_Exercise requirements_.
Note how many lines include the word "Naval", and give that number by itself.

┌─ Records to process

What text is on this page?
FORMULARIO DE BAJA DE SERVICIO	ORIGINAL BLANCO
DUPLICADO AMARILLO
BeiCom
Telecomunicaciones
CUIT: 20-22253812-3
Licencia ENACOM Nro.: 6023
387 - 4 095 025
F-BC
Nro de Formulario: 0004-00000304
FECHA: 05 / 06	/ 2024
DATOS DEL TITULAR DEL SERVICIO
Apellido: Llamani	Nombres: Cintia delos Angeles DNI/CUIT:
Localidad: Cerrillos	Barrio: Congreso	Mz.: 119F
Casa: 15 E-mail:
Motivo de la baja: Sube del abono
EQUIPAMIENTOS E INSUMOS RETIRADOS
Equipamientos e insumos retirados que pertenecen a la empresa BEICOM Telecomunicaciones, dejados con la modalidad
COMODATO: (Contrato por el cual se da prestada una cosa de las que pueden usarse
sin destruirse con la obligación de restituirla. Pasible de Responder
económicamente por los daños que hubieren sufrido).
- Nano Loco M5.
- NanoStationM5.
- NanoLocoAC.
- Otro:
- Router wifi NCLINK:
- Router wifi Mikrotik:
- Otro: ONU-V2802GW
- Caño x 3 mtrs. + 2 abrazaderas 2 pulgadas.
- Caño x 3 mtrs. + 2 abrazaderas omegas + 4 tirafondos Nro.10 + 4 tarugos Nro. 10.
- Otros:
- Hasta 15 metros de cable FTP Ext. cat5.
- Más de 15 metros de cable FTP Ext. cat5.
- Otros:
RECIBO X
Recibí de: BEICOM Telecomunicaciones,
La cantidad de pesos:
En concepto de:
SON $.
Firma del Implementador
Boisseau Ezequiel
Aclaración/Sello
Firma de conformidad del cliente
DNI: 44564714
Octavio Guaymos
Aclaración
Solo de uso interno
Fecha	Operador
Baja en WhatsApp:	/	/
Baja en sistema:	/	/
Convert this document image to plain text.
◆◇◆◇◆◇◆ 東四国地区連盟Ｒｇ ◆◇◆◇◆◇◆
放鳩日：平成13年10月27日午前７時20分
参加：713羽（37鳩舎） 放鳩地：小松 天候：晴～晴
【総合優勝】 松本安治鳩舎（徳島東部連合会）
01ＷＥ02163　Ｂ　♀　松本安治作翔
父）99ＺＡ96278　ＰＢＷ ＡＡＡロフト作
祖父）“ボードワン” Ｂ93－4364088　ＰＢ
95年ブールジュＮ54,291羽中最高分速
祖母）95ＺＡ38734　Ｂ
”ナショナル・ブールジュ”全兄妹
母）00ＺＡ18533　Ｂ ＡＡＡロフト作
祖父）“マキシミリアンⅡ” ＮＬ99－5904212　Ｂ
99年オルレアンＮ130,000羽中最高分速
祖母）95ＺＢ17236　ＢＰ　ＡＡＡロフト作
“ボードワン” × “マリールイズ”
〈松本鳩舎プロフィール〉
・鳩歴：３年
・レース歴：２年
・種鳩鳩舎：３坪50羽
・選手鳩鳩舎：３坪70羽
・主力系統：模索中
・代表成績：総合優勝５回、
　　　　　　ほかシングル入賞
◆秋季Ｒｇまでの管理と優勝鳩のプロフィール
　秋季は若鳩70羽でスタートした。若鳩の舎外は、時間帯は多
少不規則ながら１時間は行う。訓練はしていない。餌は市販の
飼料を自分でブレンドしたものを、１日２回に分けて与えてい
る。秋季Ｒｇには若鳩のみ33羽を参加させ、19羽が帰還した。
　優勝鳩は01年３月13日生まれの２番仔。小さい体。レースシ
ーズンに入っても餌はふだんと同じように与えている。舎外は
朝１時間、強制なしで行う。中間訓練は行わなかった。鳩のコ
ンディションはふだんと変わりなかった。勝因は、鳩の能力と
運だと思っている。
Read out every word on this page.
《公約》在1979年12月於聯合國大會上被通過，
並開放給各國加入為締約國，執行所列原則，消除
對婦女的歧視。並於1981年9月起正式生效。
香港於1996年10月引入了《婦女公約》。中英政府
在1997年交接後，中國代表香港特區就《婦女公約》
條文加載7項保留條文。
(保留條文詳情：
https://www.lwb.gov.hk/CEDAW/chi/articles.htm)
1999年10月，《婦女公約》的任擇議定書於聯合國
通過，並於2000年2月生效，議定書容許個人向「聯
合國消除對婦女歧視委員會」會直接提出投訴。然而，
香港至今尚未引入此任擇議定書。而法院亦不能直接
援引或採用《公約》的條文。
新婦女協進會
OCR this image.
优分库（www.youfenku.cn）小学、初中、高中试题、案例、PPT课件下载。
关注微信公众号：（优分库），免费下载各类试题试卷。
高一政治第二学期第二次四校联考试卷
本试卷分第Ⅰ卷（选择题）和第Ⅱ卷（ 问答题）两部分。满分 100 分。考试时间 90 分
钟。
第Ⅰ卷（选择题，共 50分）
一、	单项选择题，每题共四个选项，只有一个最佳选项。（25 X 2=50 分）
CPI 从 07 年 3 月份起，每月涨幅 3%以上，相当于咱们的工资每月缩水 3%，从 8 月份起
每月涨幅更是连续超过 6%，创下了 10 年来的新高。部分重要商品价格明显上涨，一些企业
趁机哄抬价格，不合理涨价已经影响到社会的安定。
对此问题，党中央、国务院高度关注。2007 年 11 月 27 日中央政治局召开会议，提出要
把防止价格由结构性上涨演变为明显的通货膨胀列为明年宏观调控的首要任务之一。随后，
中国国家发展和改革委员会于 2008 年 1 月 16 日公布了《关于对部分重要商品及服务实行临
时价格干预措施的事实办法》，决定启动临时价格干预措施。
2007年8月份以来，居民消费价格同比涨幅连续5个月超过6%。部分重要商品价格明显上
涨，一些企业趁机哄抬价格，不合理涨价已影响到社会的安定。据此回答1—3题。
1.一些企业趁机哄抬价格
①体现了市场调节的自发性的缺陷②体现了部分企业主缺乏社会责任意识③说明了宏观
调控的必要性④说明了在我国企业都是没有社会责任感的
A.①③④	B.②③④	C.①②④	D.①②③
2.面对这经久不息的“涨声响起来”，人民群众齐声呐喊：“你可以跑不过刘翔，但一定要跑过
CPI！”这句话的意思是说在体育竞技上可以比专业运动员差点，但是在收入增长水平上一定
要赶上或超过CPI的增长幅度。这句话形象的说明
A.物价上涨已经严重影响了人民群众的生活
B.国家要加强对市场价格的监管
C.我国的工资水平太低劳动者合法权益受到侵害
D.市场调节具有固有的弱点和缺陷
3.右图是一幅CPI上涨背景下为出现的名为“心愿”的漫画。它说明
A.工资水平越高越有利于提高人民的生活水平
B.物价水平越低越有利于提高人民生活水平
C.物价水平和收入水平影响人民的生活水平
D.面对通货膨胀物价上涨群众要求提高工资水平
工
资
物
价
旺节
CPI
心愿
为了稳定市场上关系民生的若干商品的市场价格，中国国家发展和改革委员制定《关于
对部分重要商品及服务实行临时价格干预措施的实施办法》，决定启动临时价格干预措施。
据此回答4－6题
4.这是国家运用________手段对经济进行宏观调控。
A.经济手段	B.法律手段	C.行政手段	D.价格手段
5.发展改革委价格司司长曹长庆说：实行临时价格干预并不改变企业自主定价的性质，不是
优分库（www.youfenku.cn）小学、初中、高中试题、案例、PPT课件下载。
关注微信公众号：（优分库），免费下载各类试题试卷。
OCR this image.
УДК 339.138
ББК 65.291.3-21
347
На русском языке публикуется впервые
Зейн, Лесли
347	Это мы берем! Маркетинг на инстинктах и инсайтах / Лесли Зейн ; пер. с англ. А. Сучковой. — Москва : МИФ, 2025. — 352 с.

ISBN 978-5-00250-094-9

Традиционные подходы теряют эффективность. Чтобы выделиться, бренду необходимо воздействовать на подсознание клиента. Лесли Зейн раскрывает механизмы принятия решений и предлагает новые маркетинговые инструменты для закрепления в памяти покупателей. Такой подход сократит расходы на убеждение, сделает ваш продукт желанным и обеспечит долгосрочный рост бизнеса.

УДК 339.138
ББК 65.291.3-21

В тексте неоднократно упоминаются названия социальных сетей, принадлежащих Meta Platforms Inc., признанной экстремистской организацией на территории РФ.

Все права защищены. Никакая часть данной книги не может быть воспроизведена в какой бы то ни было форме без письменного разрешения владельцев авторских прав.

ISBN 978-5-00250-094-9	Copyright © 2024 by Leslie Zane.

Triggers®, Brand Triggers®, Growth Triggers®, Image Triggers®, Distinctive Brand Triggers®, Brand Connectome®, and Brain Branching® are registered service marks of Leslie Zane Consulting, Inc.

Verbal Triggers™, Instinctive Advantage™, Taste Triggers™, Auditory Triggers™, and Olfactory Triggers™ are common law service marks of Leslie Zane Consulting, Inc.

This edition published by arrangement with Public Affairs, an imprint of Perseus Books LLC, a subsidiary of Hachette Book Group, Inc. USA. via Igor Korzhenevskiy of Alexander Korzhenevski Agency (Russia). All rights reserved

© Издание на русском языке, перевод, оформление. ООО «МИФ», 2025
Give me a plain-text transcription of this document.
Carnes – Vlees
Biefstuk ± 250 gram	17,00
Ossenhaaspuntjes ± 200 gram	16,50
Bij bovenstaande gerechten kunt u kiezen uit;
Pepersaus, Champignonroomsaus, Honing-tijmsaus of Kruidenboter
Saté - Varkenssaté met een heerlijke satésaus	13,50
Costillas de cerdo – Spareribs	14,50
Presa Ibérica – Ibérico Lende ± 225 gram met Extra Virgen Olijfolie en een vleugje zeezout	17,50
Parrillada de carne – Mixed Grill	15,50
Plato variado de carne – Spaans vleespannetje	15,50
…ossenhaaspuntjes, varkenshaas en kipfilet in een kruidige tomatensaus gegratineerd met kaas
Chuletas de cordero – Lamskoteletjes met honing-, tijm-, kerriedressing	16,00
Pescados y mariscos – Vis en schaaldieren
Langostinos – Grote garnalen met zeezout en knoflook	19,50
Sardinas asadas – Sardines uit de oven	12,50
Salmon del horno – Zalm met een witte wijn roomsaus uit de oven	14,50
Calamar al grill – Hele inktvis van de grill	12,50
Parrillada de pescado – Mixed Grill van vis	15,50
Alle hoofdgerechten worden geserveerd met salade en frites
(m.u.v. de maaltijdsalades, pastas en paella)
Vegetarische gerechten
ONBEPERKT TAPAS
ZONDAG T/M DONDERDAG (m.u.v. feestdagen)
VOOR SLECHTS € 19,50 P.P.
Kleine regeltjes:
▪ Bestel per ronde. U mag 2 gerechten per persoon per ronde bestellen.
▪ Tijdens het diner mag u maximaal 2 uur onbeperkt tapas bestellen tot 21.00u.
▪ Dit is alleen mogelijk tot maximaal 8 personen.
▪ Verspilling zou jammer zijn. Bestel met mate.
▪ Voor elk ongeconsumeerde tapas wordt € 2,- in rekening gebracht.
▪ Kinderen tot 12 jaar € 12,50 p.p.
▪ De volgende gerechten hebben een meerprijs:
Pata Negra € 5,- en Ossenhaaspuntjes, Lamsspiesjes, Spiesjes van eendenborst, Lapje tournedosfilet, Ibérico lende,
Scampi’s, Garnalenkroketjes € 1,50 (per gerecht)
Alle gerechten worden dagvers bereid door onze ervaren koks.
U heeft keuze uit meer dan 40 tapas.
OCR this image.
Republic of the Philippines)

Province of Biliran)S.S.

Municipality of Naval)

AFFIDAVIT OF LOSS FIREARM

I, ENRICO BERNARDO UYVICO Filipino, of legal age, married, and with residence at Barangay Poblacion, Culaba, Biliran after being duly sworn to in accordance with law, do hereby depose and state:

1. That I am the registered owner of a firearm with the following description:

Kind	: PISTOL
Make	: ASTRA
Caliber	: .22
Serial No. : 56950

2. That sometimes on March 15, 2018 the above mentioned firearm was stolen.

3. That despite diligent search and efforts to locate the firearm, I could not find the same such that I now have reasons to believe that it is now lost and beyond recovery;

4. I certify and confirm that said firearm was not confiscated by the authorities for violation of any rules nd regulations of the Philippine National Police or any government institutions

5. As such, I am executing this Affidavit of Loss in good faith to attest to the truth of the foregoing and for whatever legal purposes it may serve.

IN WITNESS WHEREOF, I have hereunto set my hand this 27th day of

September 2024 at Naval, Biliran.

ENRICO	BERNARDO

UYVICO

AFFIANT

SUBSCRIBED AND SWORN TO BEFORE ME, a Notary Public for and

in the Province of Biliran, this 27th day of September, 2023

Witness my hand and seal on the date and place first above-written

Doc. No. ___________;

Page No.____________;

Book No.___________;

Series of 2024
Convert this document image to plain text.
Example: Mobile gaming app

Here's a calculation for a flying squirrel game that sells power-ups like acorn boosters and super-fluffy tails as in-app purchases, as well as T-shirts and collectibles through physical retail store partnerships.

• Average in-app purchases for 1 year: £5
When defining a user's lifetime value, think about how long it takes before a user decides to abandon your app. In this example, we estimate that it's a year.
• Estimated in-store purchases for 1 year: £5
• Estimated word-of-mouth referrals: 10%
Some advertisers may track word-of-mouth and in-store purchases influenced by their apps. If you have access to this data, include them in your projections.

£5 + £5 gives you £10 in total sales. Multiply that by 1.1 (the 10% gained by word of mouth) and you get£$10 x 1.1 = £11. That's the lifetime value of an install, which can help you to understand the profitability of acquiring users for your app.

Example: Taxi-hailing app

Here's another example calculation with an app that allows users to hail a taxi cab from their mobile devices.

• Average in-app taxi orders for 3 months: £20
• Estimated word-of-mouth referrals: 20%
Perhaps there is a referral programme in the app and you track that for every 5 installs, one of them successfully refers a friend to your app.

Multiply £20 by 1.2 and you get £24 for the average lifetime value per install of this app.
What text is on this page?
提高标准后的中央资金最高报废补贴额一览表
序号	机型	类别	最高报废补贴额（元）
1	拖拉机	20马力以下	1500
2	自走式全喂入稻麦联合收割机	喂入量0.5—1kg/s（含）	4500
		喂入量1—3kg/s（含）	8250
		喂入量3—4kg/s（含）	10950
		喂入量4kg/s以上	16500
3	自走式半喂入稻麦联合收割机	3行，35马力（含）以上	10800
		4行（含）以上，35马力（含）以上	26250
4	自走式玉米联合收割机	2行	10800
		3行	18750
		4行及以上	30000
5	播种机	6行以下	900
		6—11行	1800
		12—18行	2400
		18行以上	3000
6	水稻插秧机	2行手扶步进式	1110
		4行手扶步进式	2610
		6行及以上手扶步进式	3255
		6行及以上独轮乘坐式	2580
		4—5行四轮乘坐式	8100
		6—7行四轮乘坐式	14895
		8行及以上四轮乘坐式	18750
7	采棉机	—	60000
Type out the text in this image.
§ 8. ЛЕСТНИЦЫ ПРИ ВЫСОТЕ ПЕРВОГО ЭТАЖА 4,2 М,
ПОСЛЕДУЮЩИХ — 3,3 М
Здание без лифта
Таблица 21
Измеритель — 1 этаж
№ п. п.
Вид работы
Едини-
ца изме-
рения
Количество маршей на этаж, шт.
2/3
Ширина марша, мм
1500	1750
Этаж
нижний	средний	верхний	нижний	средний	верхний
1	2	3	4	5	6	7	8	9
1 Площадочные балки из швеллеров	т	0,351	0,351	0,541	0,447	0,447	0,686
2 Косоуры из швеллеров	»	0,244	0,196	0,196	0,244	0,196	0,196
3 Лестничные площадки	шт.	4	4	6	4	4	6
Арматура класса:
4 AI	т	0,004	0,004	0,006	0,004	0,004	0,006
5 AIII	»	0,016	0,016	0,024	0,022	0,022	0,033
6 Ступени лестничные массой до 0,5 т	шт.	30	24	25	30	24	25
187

└─

_Written answer_.
2